● **Petunjuk Latihan**: Tuliskan kembali bagian teks berita antara "JAKARTA, KABARPARLEMEN.COM —" dan "sekitar jalur kereta.", inklusif, dengan mengganti "konglomerat properti" menjadi "pengembang properti".

● **Teks Berita**:
==============================
JAKARTA, KABARPARLEMEN.COM — Dewan Perwakilan Daerah (DPD) RI menolak dan mendesak pemerintah membatalkan proyek kereta api (KA) cepat Jakarta-Bandung yang menelan biaya sekitar Rp 75 triliun. Proyek yang digagas Menteri BUMN Rini Soewarno tersebut dinilai bukan prioritas, tidak sesuai dengan Nawacita, merugikan negara, dan melanggar UU Tata Ruang.
DPD curiga kereta cepat hanya proyek kamuflase yang sejatinya untuk mengakomodasi konglomerat properti yang akan membangun proyek perumahan dan fasilitas lainnya di sekitar jalur kereta.
Itulah aspirasi anggota DPD yang disampaikan Achmad Mawardi (Jatim), Ahmad Muqowwam (Jateng), AM. Fatwa dan Fahira Idris (DKI), Ajiep Padindang (Sulawesi Selatan), H. Ayi Hambali (Jabar), Marhany VP Pua (Sulawesi Utara), Lalu Suhaimi Ismy (NTB) dan lain-lain dalam Paripurna Luar Biasa DPD yang dipimpin Ketua DPD RI Irman Gusman, Wakil Ketua DPD RI Farouk Muhammad, dan GKR Hemas di Gedung DPD RI Jakarta, Jumat (29/1/2016).
Paripurna digelar mendengar jawaban hak bertanya DPD tentang KA cepat terhadap Presiden RI yang diwakili Menteri BUMN Rini Soemarno. Rapat berlangsung cukup panas karena seluruh anggota sepakat menolak proyek KA cepat yang ditangani perusahaan Tiongkok itu.
Menurut Mawardi, dana Rp 75 triliun untuk biaya kereta cepat tetap menjadi beban negara selama 40 tahun ke depan dan akan merugikan negara jika jumlah itu tidak terbayar bila proyek itu merugi. Lagi pula, lanjut Mawardi, China itu kurang kompeten dibanding Jepang, Perancis, German, dan Inggris dalam menangani KA cepat.
“Sebanyak 70% pendapatan akan diperoleh dari tiket penumpang dan sisanya dari pengembangan proyek. Saya pesimistis akan terbayar karena menurut hitungan saya selama 40 tahun itu baru akan menghasilkan Rp 57,6 triliun,” ujarnya.
Selain itu kata Mawardi, pembangunan infrastruktur di luar Jawa lebih penting dibanding KA cepat yang kurang manfaat. “Utang luar negeri RI juga terus bertambah, maka sebaiknya Presiden Jokowi merealisasikan pembangunan infrastruktur di Papua, Sulawesi, Kalimantan, Sumatera, NTT, NTB dan lain-lain,” ujarnya.
==============================
● **Daftar Entri**:

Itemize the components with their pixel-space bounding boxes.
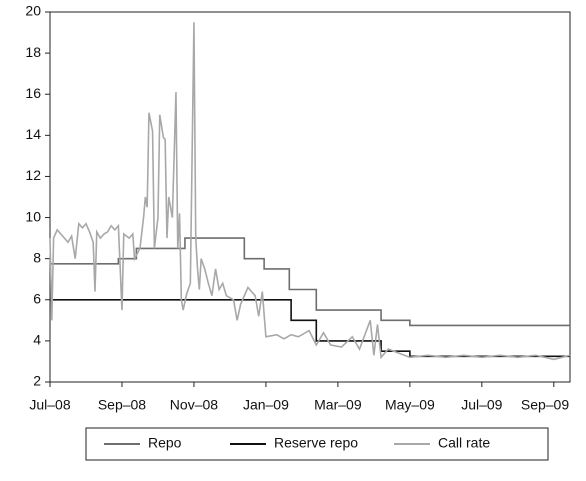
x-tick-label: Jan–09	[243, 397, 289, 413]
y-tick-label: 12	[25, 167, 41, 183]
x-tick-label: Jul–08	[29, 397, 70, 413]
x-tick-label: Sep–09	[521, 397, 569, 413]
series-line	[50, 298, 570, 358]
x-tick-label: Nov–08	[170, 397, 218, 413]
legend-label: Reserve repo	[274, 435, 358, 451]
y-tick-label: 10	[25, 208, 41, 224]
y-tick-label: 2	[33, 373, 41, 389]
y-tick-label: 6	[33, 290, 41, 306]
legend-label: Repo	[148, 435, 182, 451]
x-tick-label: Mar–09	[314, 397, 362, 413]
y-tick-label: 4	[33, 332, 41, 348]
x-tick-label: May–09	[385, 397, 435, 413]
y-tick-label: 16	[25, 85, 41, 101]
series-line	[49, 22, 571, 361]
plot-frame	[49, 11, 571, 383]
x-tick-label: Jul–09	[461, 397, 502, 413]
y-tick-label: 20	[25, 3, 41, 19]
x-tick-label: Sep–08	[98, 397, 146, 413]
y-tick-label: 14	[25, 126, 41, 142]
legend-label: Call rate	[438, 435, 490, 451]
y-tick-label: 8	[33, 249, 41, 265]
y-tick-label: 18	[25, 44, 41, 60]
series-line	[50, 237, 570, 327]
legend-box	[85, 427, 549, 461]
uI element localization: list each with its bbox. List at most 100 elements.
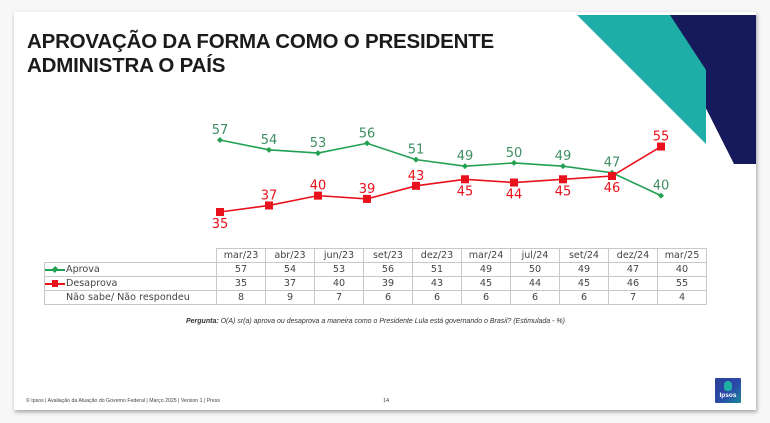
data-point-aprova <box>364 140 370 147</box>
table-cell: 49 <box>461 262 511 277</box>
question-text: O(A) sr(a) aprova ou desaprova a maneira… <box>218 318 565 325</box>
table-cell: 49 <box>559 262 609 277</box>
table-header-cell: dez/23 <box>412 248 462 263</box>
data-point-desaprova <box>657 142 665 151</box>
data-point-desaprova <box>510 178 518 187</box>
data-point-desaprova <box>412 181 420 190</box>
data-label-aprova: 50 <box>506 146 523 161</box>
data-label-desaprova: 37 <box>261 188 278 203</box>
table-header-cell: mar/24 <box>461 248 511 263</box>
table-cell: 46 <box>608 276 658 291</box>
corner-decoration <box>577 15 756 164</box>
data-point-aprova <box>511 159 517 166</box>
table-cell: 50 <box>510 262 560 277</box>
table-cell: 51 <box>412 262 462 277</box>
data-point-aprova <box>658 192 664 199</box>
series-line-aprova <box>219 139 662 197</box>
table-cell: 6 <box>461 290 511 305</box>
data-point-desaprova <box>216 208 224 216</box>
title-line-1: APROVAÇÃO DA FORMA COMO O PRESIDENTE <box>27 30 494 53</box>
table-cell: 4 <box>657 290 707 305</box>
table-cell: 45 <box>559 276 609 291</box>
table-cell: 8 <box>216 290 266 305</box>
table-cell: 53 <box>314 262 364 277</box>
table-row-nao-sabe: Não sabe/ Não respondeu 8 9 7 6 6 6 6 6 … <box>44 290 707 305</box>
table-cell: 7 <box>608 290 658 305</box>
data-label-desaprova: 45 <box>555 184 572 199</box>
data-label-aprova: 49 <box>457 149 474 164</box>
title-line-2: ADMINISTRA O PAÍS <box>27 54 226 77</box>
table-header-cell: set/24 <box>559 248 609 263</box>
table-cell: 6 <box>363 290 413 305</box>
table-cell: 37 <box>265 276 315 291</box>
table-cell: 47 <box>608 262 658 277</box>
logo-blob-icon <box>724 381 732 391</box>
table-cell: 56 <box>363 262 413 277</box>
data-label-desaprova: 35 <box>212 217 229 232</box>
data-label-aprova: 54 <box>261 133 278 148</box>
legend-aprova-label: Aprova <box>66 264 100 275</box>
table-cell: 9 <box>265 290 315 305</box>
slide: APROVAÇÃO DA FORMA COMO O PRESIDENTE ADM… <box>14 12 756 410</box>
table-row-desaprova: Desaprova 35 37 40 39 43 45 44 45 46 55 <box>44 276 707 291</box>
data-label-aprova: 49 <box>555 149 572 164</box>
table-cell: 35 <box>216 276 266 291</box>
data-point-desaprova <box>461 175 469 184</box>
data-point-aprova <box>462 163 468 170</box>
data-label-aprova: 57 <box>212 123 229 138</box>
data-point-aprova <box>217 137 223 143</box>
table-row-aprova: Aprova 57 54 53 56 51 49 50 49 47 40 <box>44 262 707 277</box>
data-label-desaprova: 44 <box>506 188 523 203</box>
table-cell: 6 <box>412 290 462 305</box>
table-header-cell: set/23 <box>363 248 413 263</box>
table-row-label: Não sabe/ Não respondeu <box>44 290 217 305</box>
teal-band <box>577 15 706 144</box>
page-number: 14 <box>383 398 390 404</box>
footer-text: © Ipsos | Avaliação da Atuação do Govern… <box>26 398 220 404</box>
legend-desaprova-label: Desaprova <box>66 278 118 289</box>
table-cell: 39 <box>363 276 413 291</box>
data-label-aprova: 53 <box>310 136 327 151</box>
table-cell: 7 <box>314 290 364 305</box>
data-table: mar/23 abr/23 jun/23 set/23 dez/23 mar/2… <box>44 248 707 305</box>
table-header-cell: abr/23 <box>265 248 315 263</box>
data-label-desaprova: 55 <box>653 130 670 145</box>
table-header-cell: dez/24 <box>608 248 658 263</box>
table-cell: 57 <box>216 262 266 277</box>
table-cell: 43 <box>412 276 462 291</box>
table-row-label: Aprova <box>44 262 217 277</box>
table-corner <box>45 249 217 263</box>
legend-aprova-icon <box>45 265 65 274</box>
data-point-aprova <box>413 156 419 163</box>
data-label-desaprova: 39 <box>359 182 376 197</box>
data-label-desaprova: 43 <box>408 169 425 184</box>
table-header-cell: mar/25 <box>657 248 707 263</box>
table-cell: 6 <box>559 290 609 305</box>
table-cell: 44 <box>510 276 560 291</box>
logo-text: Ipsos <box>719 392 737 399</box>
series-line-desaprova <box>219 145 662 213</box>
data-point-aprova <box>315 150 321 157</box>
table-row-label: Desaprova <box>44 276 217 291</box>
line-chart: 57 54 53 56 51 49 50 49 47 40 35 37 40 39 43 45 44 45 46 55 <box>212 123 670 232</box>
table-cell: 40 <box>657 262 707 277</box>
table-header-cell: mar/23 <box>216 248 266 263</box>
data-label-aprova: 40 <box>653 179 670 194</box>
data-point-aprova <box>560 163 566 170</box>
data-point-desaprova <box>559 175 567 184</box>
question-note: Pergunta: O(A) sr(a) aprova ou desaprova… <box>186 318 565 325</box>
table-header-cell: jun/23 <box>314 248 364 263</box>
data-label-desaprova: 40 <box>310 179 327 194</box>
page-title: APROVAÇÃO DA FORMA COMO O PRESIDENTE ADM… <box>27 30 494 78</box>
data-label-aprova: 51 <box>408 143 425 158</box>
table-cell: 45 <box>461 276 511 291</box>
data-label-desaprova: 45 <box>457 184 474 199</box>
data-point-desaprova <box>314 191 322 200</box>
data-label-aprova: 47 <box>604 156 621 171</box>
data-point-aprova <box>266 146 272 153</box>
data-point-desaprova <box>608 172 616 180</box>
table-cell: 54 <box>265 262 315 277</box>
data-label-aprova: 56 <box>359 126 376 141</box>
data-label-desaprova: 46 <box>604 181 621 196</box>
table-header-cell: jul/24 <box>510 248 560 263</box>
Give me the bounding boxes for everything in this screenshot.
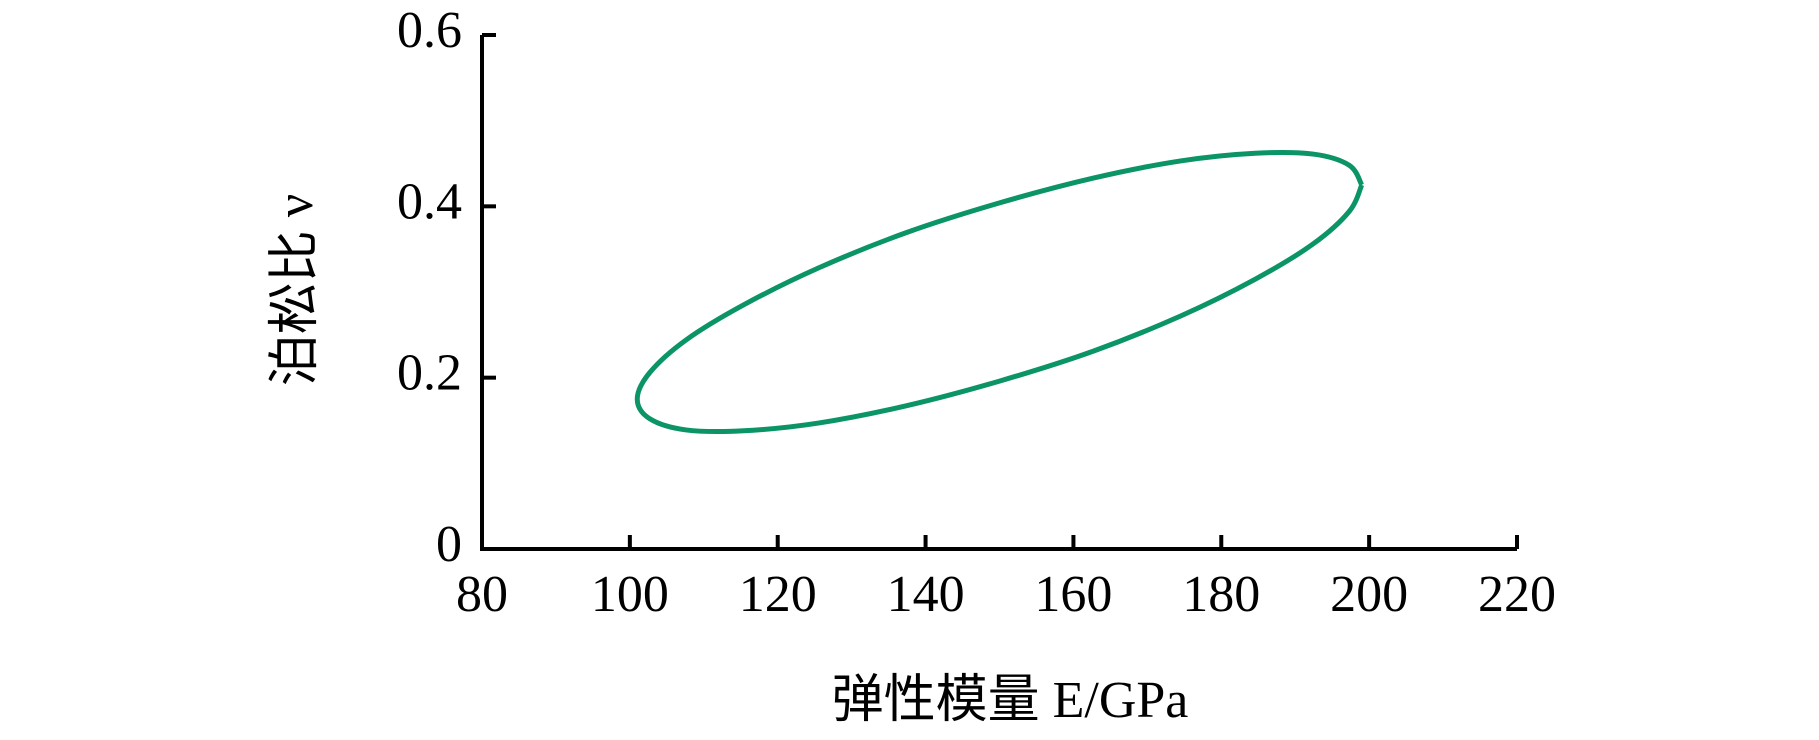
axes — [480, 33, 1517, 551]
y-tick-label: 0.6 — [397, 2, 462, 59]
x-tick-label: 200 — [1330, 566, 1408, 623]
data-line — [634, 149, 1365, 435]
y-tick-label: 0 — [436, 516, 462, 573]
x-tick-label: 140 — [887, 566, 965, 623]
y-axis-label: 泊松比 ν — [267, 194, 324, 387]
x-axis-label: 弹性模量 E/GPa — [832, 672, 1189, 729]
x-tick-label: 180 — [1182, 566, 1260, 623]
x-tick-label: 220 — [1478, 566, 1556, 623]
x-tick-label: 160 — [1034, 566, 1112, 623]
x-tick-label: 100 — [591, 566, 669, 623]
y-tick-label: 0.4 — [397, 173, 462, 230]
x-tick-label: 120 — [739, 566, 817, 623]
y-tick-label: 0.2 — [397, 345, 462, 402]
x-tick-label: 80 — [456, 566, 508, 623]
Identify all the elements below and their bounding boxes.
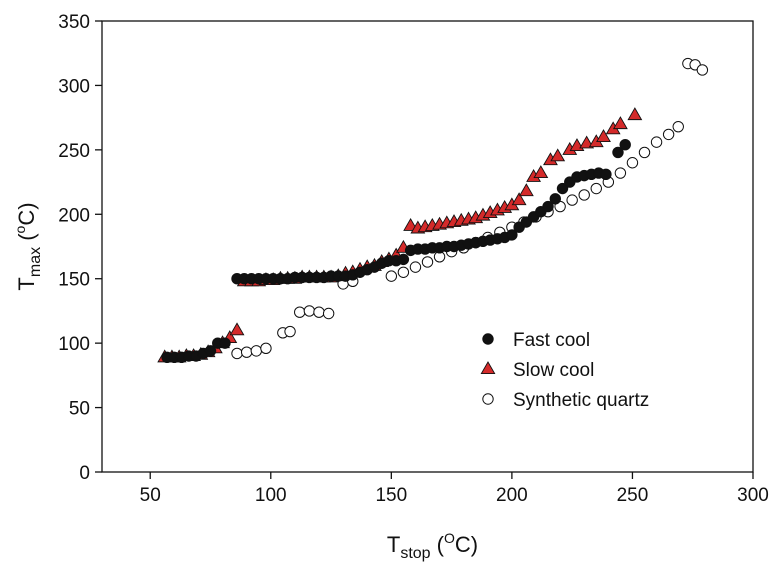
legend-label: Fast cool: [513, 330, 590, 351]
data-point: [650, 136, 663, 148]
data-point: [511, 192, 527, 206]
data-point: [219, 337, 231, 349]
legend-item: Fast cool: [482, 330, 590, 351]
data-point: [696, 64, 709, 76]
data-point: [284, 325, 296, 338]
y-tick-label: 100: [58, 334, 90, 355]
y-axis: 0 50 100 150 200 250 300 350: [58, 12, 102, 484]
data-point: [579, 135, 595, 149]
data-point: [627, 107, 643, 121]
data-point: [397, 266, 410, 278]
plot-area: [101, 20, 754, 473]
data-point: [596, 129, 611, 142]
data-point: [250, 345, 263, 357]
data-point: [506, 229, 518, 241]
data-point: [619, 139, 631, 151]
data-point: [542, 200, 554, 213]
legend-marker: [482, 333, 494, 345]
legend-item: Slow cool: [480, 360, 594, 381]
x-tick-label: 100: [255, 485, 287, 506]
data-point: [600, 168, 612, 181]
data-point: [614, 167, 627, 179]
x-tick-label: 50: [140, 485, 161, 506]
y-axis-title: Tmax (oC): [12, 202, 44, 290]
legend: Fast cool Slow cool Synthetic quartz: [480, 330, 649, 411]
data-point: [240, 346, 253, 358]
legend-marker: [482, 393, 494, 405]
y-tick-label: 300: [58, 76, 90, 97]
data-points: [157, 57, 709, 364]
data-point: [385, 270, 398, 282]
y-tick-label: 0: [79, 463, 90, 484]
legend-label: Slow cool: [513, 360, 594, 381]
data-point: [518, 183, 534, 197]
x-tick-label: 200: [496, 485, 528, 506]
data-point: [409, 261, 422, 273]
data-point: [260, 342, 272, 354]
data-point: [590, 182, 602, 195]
==============================
● **Hasil**:
JAKARTA, KABARPARLEMEN.COM — Dewan Perwakilan Daerah (DPD) RI menolak dan mendesak pemerintah membatalkan proyek kereta api (KA) cepat Jakarta-Bandung yang menelan biaya sekitar Rp 75 triliun. Proyek yang digagas Menteri BUMN Rini Soewarno tersebut dinilai bukan prioritas, tidak sesuai dengan Nawacita, merugikan negara, dan melanggar UU Tata Ruang.
DPD curiga kereta cepat hanya proyek kamuflase yang sejatinya untuk mengakomodasi pengembang properti yang akan membangun proyek perumahan dan fasilitas lainnya di sekitar jalur kereta.